Extracted records:
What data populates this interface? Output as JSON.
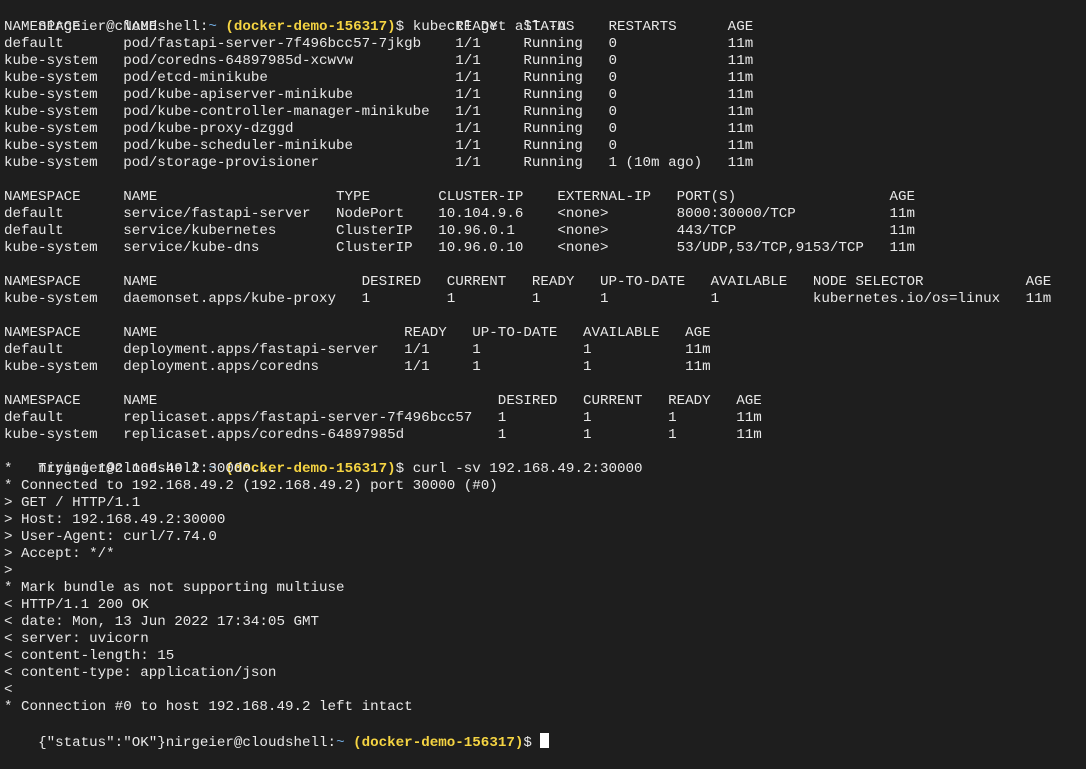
{
  "prompt": {
    "user_host": "nirgeier@cloudshell:",
    "cwd": "~",
    "project": "(docker-demo-156317)",
    "symbol": "$"
  },
  "commands": [
    "kubectl get all -A",
    "curl -sv 192.168.49.2:30000"
  ],
  "lines": [
    "NAMESPACE     NAME                                   READY   STATUS    RESTARTS      AGE",
    "default       pod/fastapi-server-7f496bcc57-7jkgb    1/1     Running   0             11m",
    "kube-system   pod/coredns-64897985d-xcwvw            1/1     Running   0             11m",
    "kube-system   pod/etcd-minikube                      1/1     Running   0             11m",
    "kube-system   pod/kube-apiserver-minikube            1/1     Running   0             11m",
    "kube-system   pod/kube-controller-manager-minikube   1/1     Running   0             11m",
    "kube-system   pod/kube-proxy-dzggd                   1/1     Running   0             11m",
    "kube-system   pod/kube-scheduler-minikube            1/1     Running   0             11m",
    "kube-system   pod/storage-provisioner                1/1     Running   1 (10m ago)   11m",
    "",
    "NAMESPACE     NAME                     TYPE        CLUSTER-IP    EXTERNAL-IP   PORT(S)                  AGE",
    "default       service/fastapi-server   NodePort    10.104.9.6    <none>        8000:30000/TCP           11m",
    "default       service/kubernetes       ClusterIP   10.96.0.1     <none>        443/TCP                  11m",
    "kube-system   service/kube-dns         ClusterIP   10.96.0.10    <none>        53/UDP,53/TCP,9153/TCP   11m",
    "",
    "NAMESPACE     NAME                        DESIRED   CURRENT   READY   UP-TO-DATE   AVAILABLE   NODE SELECTOR            AGE",
    "kube-system   daemonset.apps/kube-proxy   1         1         1       1            1           kubernetes.io/os=linux   11m",
    "",
    "NAMESPACE     NAME                             READY   UP-TO-DATE   AVAILABLE   AGE",
    "default       deployment.apps/fastapi-server   1/1     1            1           11m",
    "kube-system   deployment.apps/coredns          1/1     1            1           11m",
    "",
    "NAMESPACE     NAME                                        DESIRED   CURRENT   READY   AGE",
    "default       replicaset.apps/fastapi-server-7f496bcc57   1         1         1       11m",
    "kube-system   replicaset.apps/coredns-64897985d           1         1         1       11m"
  ],
  "curl_lines": [
    "*   Trying 192.168.49.2:30000...",
    "* Connected to 192.168.49.2 (192.168.49.2) port 30000 (#0)",
    "> GET / HTTP/1.1",
    "> Host: 192.168.49.2:30000",
    "> User-Agent: curl/7.74.0",
    "> Accept: */*",
    ">",
    "* Mark bundle as not supporting multiuse",
    "< HTTP/1.1 200 OK",
    "< date: Mon, 13 Jun 2022 17:34:05 GMT",
    "< server: uvicorn",
    "< content-length: 15",
    "< content-type: application/json",
    "<",
    "* Connection #0 to host 192.168.49.2 left intact"
  ],
  "response_body": "{\"status\":\"OK\"}"
}
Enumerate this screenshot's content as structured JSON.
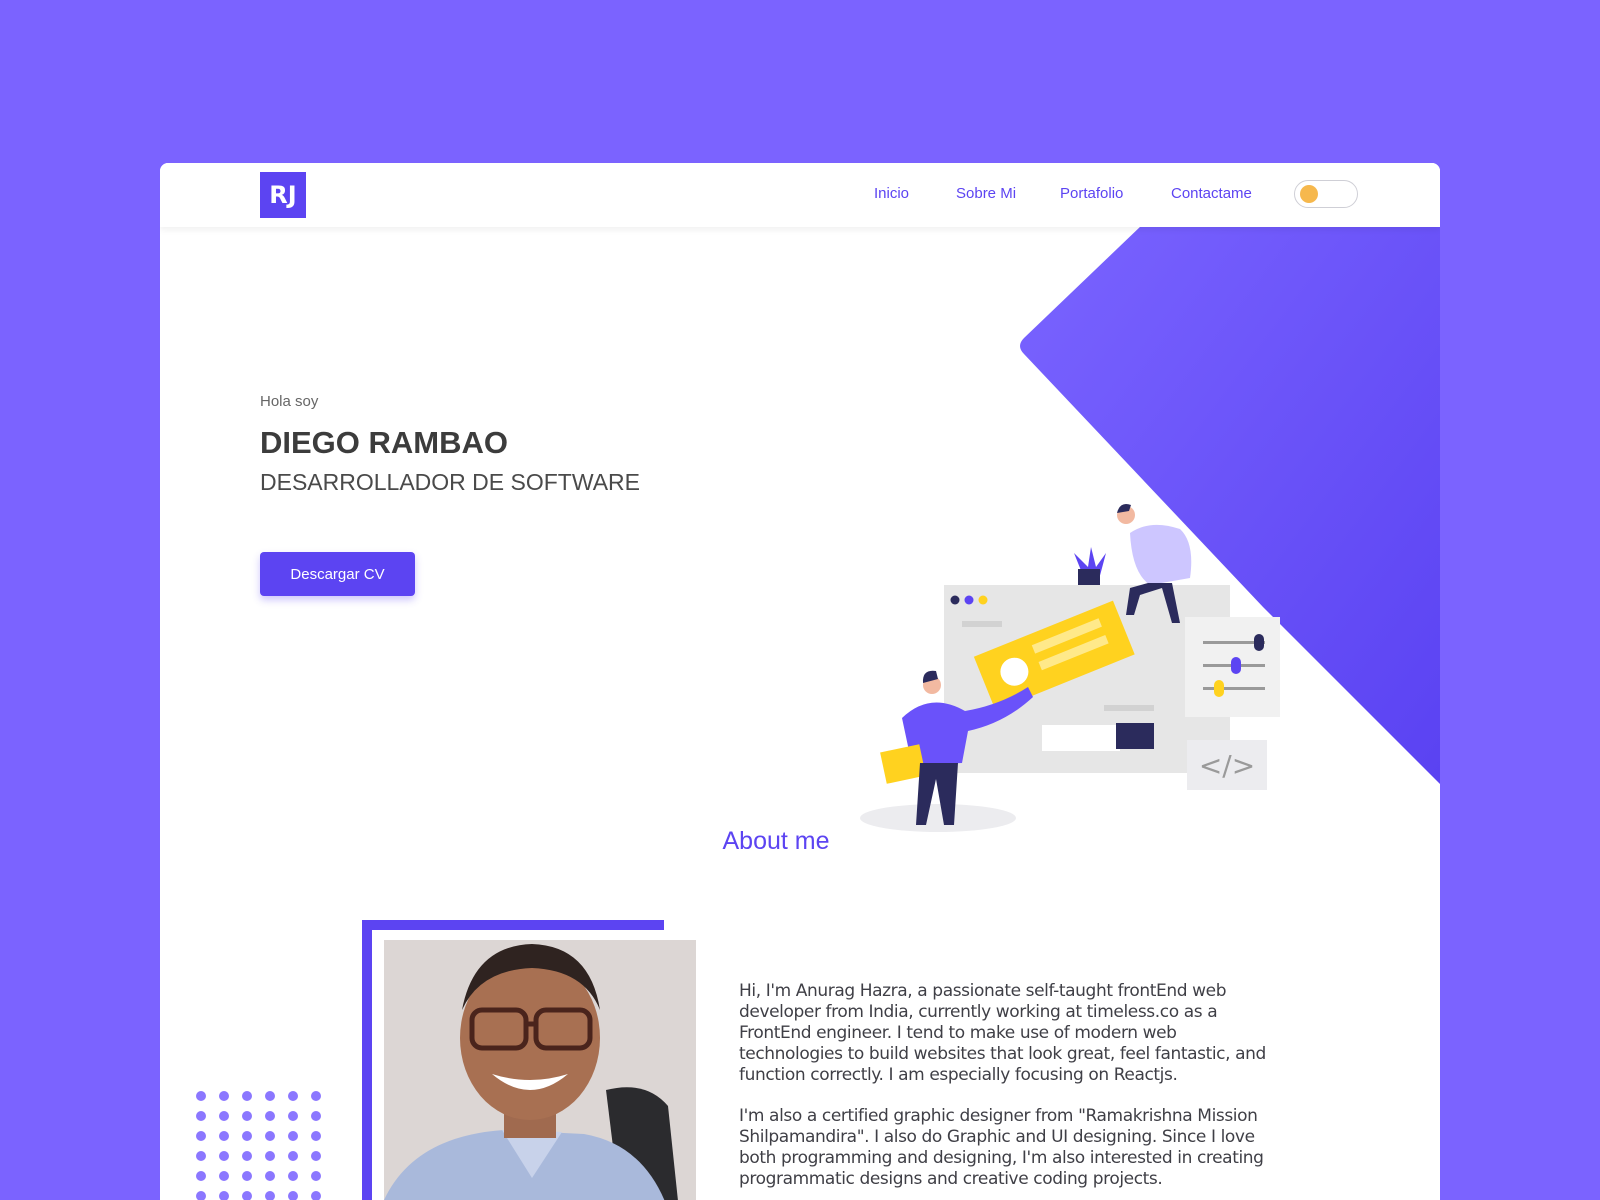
{
  "navbar": {
    "logo": "RJ",
    "links": [
      "Inicio",
      "Sobre Mi",
      "Portafolio",
      "Contactame"
    ],
    "theme_toggle": {
      "state": "off",
      "knob_color": "#f6b84d"
    }
  },
  "hero": {
    "greeting": "Hola soy",
    "name": "DIEGO RAMBAO",
    "role": "DESARROLLADOR DE SOFTWARE",
    "cta_label": "Descargar CV",
    "illustration": "developers-collaboration-illustration"
  },
  "about": {
    "title": "About me",
    "paragraphs": [
      "Hi, I'm Anurag Hazra, a passionate self-taught frontEnd web developer from India, currently working at timeless.co as a FrontEnd engineer. I tend to make use of modern web technologies to build websites that look great, feel fantastic, and function correctly. I am especially focusing on Reactjs.",
      "I'm also a certified graphic designer from \"Ramakrishna Mission Shilpamandira\". I also do Graphic and UI designing. Since I love both programming and designing, I'm also interested in creating programmatic designs and creative coding projects."
    ]
  },
  "colors": {
    "page_background": "#7b63ff",
    "accent": "#5c44f2",
    "highlight_yellow": "#ffd21f"
  }
}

Goal |
Copy the listing word for word, excluding its pictures.

Task answer |
What data populates this interface? Output as JSON.
{
  "prompt": {
    "user_host": "nirgeier@cloudshell:",
    "cwd": "~",
    "project": "(docker-demo-156317)",
    "symbol": "$"
  },
  "commands": [
    "kubectl get all -A",
    "curl -sv 192.168.49.2:30000"
  ],
  "lines": [
    "NAMESPACE     NAME                                   READY   STATUS    RESTARTS      AGE",
    "default       pod/fastapi-server-7f496bcc57-7jkgb    1/1     Running   0             11m",
    "kube-system   pod/coredns-64897985d-xcwvw            1/1     Running   0             11m",
    "kube-system   pod/etcd-minikube                      1/1     Running   0             11m",
    "kube-system   pod/kube-apiserver-minikube            1/1     Running   0             11m",
    "kube-system   pod/kube-controller-manager-minikube   1/1     Running   0             11m",
    "kube-system   pod/kube-proxy-dzggd                   1/1     Running   0             11m",
    "kube-system   pod/kube-scheduler-minikube            1/1     Running   0             11m",
    "kube-system   pod/storage-provisioner                1/1     Running   1 (10m ago)   11m",
    "",
    "NAMESPACE     NAME                     TYPE        CLUSTER-IP    EXTERNAL-IP   PORT(S)                  AGE",
    "default       service/fastapi-server   NodePort    10.104.9.6    <none>        8000:30000/TCP           11m",
    "default       service/kubernetes       ClusterIP   10.96.0.1     <none>        443/TCP                  11m",
    "kube-system   service/kube-dns         ClusterIP   10.96.0.10    <none>        53/UDP,53/TCP,9153/TCP   11m",
    "",
    "NAMESPACE     NAME                        DESIRED   CURRENT   READY   UP-TO-DATE   AVAILABLE   NODE SELECTOR            AGE",
    "kube-system   daemonset.apps/kube-proxy   1         1         1       1            1           kubernetes.io/os=linux   11m",
    "",
    "NAMESPACE     NAME                             READY   UP-TO-DATE   AVAILABLE   AGE",
    "default       deployment.apps/fastapi-server   1/1     1            1           11m",
    "kube-system   deployment.apps/coredns          1/1     1            1           11m",
    "",
    "NAMESPACE     NAME                                        DESIRED   CURRENT   READY   AGE",
    "default       replicaset.apps/fastapi-server-7f496bcc57   1         1         1       11m",
    "kube-system   replicaset.apps/coredns-64897985d           1         1         1       11m"
  ],
  "curl_lines": [
    "*   Trying 192.168.49.2:30000...",
    "* Connected to 192.168.49.2 (192.168.49.2) port 30000 (#0)",
    "> GET / HTTP/1.1",
    "> Host: 192.168.49.2:30000",
    "> User-Agent: curl/7.74.0",
    "> Accept: */*",
    ">",
    "* Mark bundle as not supporting multiuse",
    "< HTTP/1.1 200 OK",
    "< date: Mon, 13 Jun 2022 17:34:05 GMT",
    "< server: uvicorn",
    "< content-length: 15",
    "< content-type: application/json",
    "<",
    "* Connection #0 to host 192.168.49.2 left intact"
  ],
  "response_body": "{\"status\":\"OK\"}"
}
Enumerate this screenshot's content as structured JSON.
{
  "navbar": {
    "logo": "RJ",
    "links": [
      "Inicio",
      "Sobre Mi",
      "Portafolio",
      "Contactame"
    ],
    "theme_toggle": {
      "state": "off",
      "knob_color": "#f6b84d"
    }
  },
  "hero": {
    "greeting": "Hola soy",
    "name": "DIEGO RAMBAO",
    "role": "DESARROLLADOR DE SOFTWARE",
    "cta_label": "Descargar CV",
    "illustration": "developers-collaboration-illustration"
  },
  "about": {
    "title": "About me",
    "paragraphs": [
      "Hi, I'm Anurag Hazra, a passionate self-taught frontEnd web developer from India, currently working at timeless.co as a FrontEnd engineer. I tend to make use of modern web technologies to build websites that look great, feel fantastic, and function correctly. I am especially focusing on Reactjs.",
      "I'm also a certified graphic designer from \"Ramakrishna Mission Shilpamandira\". I also do Graphic and UI designing. Since I love both programming and designing, I'm also interested in creating programmatic designs and creative coding projects."
    ]
  },
  "colors": {
    "page_background": "#7b63ff",
    "accent": "#5c44f2",
    "highlight_yellow": "#ffd21f"
  }
}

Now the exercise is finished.